Figure contents as structured data
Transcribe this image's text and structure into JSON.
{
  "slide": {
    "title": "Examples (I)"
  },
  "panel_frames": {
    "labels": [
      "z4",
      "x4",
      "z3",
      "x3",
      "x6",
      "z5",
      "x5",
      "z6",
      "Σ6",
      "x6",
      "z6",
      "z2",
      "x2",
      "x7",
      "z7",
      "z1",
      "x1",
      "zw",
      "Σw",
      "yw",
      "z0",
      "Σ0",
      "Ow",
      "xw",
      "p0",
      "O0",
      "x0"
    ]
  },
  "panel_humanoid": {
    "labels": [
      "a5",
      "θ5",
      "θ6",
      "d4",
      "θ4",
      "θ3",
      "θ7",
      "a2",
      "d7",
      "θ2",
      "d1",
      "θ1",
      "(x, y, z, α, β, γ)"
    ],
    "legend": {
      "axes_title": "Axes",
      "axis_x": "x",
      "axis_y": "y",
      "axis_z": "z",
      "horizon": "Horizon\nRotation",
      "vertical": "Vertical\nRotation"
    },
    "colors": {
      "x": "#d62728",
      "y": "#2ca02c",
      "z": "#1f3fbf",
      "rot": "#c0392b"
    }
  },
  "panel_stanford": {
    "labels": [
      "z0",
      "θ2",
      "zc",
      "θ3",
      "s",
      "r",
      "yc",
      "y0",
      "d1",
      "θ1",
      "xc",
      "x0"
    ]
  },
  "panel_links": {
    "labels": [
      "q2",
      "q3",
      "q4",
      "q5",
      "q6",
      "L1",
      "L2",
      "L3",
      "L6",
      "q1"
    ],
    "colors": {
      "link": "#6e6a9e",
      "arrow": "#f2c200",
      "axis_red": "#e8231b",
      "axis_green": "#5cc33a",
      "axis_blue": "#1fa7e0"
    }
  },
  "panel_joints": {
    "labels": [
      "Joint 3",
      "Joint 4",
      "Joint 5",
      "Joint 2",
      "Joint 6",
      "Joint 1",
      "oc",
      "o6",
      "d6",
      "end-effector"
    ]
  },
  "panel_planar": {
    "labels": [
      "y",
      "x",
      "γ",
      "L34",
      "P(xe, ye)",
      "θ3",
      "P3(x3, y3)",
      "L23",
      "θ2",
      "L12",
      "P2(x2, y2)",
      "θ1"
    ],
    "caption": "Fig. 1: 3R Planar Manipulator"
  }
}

Short problem
Repeat the listing exactly, from its first line to its last.

Correct answer
Transcribe this image's text and structure into JSON.
{
  "slide": {
    "title": "Examples (I)"
  },
  "panel_frames": {
    "labels": [
      "z4",
      "x4",
      "z3",
      "x3",
      "x6",
      "z5",
      "x5",
      "z6",
      "Σ6",
      "x6",
      "z6",
      "z2",
      "x2",
      "x7",
      "z7",
      "z1",
      "x1",
      "zw",
      "Σw",
      "yw",
      "z0",
      "Σ0",
      "Ow",
      "xw",
      "p0",
      "O0",
      "x0"
    ]
  },
  "panel_humanoid": {
    "labels": [
      "a5",
      "θ5",
      "θ6",
      "d4",
      "θ4",
      "θ3",
      "θ7",
      "a2",
      "d7",
      "θ2",
      "d1",
      "θ1",
      "(x, y, z, α, β, γ)"
    ],
    "legend": {
      "axes_title": "Axes",
      "axis_x": "x",
      "axis_y": "y",
      "axis_z": "z",
      "horizon": "Horizon\nRotation",
      "vertical": "Vertical\nRotation"
    },
    "colors": {
      "x": "#d62728",
      "y": "#2ca02c",
      "z": "#1f3fbf",
      "rot": "#c0392b"
    }
  },
  "panel_stanford": {
    "labels": [
      "z0",
      "θ2",
      "zc",
      "θ3",
      "s",
      "r",
      "yc",
      "y0",
      "d1",
      "θ1",
      "xc",
      "x0"
    ]
  },
  "panel_links": {
    "labels": [
      "q2",
      "q3",
      "q4",
      "q5",
      "q6",
      "L1",
      "L2",
      "L3",
      "L6",
      "q1"
    ],
    "colors": {
      "link": "#6e6a9e",
      "arrow": "#f2c200",
      "axis_red": "#e8231b",
      "axis_green": "#5cc33a",
      "axis_blue": "#1fa7e0"
    }
  },
  "panel_joints": {
    "labels": [
      "Joint 3",
      "Joint 4",
      "Joint 5",
      "Joint 2",
      "Joint 6",
      "Joint 1",
      "oc",
      "o6",
      "d6",
      "end-effector"
    ]
  },
  "panel_planar": {
    "labels": [
      "y",
      "x",
      "γ",
      "L34",
      "P(xe, ye)",
      "θ3",
      "P3(x3, y3)",
      "L23",
      "θ2",
      "L12",
      "P2(x2, y2)",
      "θ1"
    ],
    "caption": "Fig. 1: 3R Planar Manipulator"
  }
}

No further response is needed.